Records shown:
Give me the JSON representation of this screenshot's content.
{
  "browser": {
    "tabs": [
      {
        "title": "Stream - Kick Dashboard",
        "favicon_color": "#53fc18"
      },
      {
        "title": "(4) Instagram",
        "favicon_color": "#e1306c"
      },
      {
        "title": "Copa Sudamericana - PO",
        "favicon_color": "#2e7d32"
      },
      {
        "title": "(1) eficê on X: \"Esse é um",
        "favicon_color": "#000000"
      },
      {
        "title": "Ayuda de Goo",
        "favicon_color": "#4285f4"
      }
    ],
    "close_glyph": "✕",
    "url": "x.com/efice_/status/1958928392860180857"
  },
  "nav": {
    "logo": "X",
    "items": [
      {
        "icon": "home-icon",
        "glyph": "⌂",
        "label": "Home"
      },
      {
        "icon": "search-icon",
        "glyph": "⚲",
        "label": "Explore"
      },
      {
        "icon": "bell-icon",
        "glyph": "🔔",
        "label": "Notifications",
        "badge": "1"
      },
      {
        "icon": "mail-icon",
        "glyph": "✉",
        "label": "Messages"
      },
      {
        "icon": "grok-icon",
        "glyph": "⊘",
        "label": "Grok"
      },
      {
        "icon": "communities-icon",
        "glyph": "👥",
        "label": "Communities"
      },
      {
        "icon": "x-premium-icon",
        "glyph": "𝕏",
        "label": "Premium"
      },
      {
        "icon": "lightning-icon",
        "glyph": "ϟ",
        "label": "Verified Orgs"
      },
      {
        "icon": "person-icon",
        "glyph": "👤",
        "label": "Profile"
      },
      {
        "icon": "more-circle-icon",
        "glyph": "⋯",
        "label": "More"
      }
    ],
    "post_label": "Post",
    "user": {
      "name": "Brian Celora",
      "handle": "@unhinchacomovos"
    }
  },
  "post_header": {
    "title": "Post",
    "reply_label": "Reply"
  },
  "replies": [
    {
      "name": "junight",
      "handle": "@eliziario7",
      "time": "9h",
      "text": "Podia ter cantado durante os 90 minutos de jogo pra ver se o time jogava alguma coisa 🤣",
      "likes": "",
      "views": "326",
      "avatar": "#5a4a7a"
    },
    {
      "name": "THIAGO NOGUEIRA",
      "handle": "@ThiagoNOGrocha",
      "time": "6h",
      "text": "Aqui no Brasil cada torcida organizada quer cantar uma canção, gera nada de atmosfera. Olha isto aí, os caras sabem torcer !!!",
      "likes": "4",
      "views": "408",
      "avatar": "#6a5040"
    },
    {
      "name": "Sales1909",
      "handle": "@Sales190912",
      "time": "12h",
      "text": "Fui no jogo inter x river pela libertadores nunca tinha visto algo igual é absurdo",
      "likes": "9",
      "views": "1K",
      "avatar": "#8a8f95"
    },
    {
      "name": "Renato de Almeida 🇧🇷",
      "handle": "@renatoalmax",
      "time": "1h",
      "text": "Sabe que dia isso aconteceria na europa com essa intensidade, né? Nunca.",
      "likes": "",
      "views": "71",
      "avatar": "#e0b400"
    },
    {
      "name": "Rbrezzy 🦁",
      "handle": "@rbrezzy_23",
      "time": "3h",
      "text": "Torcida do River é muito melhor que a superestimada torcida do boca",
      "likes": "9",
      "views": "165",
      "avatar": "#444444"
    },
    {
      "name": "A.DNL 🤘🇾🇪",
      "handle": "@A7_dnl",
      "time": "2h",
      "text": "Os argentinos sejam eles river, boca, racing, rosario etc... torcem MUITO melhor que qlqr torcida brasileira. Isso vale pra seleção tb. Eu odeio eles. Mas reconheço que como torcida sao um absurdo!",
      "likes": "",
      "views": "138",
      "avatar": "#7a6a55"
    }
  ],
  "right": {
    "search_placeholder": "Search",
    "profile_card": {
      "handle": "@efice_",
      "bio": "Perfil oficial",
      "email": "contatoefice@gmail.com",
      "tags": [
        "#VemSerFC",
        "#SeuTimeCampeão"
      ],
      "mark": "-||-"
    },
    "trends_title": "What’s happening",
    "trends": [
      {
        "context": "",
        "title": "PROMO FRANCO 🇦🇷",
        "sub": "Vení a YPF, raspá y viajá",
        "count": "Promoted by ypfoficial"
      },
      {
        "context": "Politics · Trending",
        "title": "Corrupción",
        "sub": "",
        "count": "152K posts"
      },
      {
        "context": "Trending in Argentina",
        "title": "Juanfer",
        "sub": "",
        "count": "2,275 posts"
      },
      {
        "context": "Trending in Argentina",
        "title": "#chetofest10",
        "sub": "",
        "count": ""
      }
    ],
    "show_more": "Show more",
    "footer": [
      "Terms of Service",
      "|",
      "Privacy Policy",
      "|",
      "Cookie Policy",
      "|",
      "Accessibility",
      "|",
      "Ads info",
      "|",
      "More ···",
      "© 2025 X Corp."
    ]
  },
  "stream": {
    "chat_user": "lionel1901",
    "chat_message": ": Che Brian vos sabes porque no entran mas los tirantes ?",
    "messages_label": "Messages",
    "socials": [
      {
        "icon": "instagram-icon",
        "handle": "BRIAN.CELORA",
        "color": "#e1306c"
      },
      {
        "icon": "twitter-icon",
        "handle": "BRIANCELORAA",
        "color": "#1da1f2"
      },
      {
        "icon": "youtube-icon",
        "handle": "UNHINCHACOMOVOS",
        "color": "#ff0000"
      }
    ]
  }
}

Direction: Give only the count of lines in the data that include the string "melhor".

Response to the task: 2